▶ Soal Tugas 1
Ambil dari berita tentang pemeriksaan KPK soal aliran dana pemerasan RPTKA di bawah ini bagian yang dibuka dengan kata-kata berisi "KPK Cecar Pejabat" dan ditutup dengan "Selatan, Jumat (24/10/2025).". Salin tanpa mengubah satu kata pun.

▶ Blok Teks
◆ ◆ ◆ ◆ ◆

KPK Cecar Pejabat Kemnaker dan Bayu Widodo soal Aliran Dana Pemerasan RPTKA
Berdasarkan penelusuran, Harry diketahui menjabat sebagai Atase Tenaga Kerja Perwakilan RI di Kuala Lumpur, Malaysia, sekaligus Kepala Bagian Tata Usaha BBPKK Bandung Barat.
"Terkait dengan saksi HA, hari ini dilakukan pemeriksaan terkait dengan pengetahuan yang bersangkutan mengenai dugaan aliran uang dari para agen TKA kepada pihak-pihak di Kementerian Ketenagakerjaan," kata Jubir KPK, Budi Prasetyo, di Gedung Merah Putih KPK, Jakarta Selatan, Jumat (24/10/2025).
Selain Harry, penyidik juga memeriksa PNS Kemnaker, Ilyasa Darusalam, serta seorang wartawan bernama Bayu Widodo Sugiarto (W). Pemeriksaan terhadap ketiganya untuk mendalami adanya aliran dana pemerasan kepada pihak lain di luar pejabat Kemnaker.

◆ ◆ ◆ ◆ ◆

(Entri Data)

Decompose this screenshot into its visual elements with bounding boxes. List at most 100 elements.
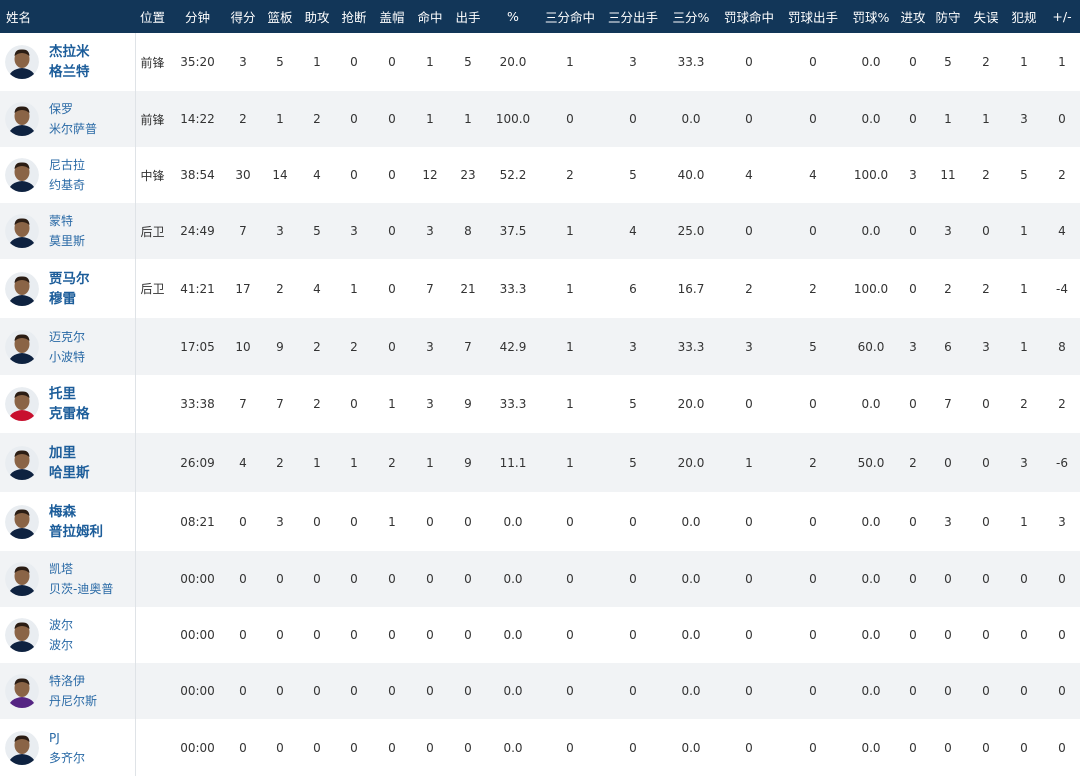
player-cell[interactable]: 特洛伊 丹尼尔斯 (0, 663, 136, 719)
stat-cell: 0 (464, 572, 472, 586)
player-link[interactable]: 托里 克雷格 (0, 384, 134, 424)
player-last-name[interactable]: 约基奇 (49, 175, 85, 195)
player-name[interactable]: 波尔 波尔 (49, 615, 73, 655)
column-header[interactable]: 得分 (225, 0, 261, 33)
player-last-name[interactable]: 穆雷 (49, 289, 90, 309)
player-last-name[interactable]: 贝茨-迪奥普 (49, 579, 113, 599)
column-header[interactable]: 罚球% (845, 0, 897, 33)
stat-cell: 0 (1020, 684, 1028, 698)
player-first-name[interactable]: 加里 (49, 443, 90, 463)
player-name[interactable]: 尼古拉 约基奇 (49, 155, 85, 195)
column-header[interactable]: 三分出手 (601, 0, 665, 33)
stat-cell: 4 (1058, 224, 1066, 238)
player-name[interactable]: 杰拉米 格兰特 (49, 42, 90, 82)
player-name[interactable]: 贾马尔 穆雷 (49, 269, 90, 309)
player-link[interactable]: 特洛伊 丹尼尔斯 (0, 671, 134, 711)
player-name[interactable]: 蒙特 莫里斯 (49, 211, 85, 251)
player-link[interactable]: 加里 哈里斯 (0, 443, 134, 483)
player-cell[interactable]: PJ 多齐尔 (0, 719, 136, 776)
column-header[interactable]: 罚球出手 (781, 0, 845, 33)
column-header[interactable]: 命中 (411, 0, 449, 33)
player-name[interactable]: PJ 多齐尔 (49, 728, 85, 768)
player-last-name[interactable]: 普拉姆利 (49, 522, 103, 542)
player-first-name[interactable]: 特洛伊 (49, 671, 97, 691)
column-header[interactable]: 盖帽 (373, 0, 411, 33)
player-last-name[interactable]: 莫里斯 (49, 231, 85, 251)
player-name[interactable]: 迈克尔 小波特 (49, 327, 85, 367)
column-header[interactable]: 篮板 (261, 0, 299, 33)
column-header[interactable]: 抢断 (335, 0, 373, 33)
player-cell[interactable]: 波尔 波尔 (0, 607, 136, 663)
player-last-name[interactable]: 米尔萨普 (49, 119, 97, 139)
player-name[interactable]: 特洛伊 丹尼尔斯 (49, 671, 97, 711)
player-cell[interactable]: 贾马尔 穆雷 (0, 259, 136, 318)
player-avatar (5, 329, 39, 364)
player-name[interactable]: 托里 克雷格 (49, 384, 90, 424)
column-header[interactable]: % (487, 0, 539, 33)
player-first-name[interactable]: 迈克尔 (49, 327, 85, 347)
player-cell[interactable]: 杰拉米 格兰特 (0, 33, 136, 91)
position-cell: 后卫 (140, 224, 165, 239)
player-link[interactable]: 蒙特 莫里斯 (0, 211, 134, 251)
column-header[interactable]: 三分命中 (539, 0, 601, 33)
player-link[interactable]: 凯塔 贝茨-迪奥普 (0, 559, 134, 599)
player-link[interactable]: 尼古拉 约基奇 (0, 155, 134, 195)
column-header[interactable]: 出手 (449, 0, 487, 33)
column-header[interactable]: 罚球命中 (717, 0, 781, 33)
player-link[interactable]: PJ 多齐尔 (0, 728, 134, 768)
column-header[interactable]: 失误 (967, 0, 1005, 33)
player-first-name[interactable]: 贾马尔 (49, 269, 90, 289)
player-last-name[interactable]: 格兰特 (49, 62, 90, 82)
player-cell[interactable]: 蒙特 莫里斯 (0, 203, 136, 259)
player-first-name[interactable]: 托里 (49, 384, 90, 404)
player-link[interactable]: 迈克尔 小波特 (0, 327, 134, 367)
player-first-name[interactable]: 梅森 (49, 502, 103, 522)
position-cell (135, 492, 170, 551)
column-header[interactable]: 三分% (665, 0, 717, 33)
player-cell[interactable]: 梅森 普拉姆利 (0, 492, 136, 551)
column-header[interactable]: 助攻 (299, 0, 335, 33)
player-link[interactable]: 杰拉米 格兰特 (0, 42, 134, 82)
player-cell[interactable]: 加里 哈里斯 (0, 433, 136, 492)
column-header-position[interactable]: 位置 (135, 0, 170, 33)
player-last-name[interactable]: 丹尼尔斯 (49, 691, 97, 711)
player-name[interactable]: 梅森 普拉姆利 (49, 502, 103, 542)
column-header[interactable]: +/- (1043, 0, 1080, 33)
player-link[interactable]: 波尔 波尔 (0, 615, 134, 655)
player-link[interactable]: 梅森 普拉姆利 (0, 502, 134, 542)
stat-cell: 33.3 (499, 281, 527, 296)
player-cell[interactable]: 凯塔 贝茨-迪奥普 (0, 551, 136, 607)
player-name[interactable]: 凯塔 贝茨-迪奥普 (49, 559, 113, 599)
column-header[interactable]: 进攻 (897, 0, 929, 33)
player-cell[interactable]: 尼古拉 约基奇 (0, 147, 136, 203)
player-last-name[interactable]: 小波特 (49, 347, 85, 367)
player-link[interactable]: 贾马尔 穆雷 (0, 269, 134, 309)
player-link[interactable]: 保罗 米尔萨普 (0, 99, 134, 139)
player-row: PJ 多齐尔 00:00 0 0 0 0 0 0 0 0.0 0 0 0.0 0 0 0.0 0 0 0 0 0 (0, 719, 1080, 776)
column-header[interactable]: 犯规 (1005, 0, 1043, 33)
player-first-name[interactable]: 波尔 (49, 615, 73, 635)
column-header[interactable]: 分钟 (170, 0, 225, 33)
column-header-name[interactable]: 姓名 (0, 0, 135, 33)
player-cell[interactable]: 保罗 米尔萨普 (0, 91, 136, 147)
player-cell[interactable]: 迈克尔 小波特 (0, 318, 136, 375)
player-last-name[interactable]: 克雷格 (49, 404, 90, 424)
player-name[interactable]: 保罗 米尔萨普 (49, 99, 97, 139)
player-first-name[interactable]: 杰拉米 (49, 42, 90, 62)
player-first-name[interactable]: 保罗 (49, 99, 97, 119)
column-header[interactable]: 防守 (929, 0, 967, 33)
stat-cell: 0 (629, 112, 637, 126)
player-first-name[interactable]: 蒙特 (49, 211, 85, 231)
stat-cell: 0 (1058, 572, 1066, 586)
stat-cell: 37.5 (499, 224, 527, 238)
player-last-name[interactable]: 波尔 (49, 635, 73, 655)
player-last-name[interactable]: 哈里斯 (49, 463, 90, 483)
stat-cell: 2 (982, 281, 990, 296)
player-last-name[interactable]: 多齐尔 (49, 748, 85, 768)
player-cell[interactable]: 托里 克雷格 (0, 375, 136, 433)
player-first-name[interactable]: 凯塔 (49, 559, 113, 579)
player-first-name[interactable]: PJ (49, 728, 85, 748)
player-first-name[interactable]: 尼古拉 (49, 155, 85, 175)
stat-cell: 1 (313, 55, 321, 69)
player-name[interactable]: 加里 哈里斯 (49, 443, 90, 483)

◆ ◆ ◆ ◆ ◆

▶ Soal Tugas 2
Masukkan ke dalam tabel Markdown baris-baris pada entri data di atas, mulai dari baris yang memuat "player-cell[interactable]: 特洛伊 丹尼尔斯" sampai baris yang memuat "column-header[interactable]: 三分命中 (539, 0, 601, 33)", kedua ujungnya ikut. Buat kolom No untuk nomor urut dan kolom Isi untuk barisnya, lalu lewati baris yang kosong.

▶ Jawaban Lengkap 1
KPK Cecar Pejabat Kemnaker dan Bayu Widodo soal Aliran Dana Pemerasan RPTKA
Berdasarkan penelusuran, Harry diketahui menjabat sebagai Atase Tenaga Kerja Perwakilan RI di Kuala Lumpur, Malaysia, sekaligus Kepala Bagian Tata Usaha BBPKK Bandung Barat.
"Terkait dengan saksi HA, hari ini dilakukan pemeriksaan terkait dengan pengetahuan yang bersangkutan mengenai dugaan aliran uang dari para agen TKA kepada pihak-pihak di Kementerian Ketenagakerjaan," kata Jubir KPK, Budi Prasetyo, di Gedung Merah Putih KPK, Jakarta Selatan, Jumat (24/10/2025).

▶ Jawaban Lengkap 2
| No | Isi |
|---|---|
| 1 | player-cell[interactable]: 特洛伊 丹尼尔斯 (0, 663, 136, 719) |
| 2 | stat-cell: 0 (464, 572, 472, 586) |
| 3 | player-link[interactable]: 托里 克雷格 (0, 384, 134, 424) |
| 4 | player-last-name[interactable]: 约基奇 (49, 175, 85, 195) |
| 5 | player-name[interactable]: 波尔 波尔 (49, 615, 73, 655) |
| 6 | column-header[interactable]: 得分 (225, 0, 261, 33) |
| 7 | player-last-name[interactable]: 穆雷 (49, 289, 90, 309) |
| 8 | player-last-name[interactable]: 贝茨-迪奥普 (49, 579, 113, 599) |
| 9 | column-header[interactable]: 罚球% (845, 0, 897, 33) |
| 10 | stat-cell: 0 (1020, 684, 1028, 698) |
| 11 | player-first-name[interactable]: 加里 (49, 443, 90, 463) |
| 12 | player-name[interactable]: 尼古拉 约基奇 (49, 155, 85, 195) |
| 13 | column-header[interactable]: 三分出手 (601, 0, 665, 33) |
| 14 | stat-cell: 4 (1058, 224, 1066, 238) |
| 15 | player-name[interactable]: 杰拉米 格兰特 (49, 42, 90, 82) |
| 16 | player-name[interactable]: 贾马尔 穆雷 (49, 269, 90, 309) |
| 17 | player-link[interactable]: 特洛伊 丹尼尔斯 (0, 671, 134, 711) |
| 18 | player-name[interactable]: 蒙特 莫里斯 (49, 211, 85, 251) |
| 19 | player-link[interactable]: 加里 哈里斯 (0, 443, 134, 483) |
| 20 | player-cell[interactable]: PJ 多齐尔 (0, 719, 136, 776) |
| 21 | column-header[interactable]: 罚球出手 (781, 0, 845, 33) |
| 22 | column-header[interactable]: 命中 (411, 0, 449, 33) |
| 23 | player-name[interactable]: PJ 多齐尔 (49, 728, 85, 768) |
| 24 | player-last-name[interactable]: 普拉姆利 (49, 522, 103, 542) |
| 25 | player-first-name[interactable]: 特洛伊 (49, 671, 97, 691) |
| 26 | column-header[interactable]: 盖帽 (373, 0, 411, 33) |
| 27 | player-last-name[interactable]: 莫里斯 (49, 231, 85, 251) |
| 28 | player-name[interactable]: 迈克尔 小波特 (49, 327, 85, 367) |
| 29 | column-header[interactable]: 篮板 (261, 0, 299, 33) |
| 30 | column-header[interactable]: 抢断 (335, 0, 373, 33) |
| 31 | player-cell[interactable]: 波尔 波尔 (0, 607, 136, 663) |
| 32 | player-last-name[interactable]: 米尔萨普 (49, 119, 97, 139) |
| 33 | player-name[interactable]: 特洛伊 丹尼尔斯 (49, 671, 97, 711) |
| 34 | player-cell[interactable]: 贾马尔 穆雷 (0, 259, 136, 318) |
| 35 | player-avatar (5, 329, 39, 364) |
| 36 | player-name[interactable]: 托里 克雷格 (49, 384, 90, 424) |
| 37 | column-header[interactable]: % (487, 0, 539, 33) |
| 38 | player-first-name[interactable]: 迈克尔 (49, 327, 85, 347) |
| 39 | player-cell[interactable]: 杰拉米 格兰特 (0, 33, 136, 91) |
| 40 | position-cell: 后卫 (140, 224, 165, 239) |
| 41 | player-link[interactable]: 蒙特 莫里斯 (0, 211, 134, 251) |
| 42 | column-header[interactable]: 三分命中 (539, 0, 601, 33) |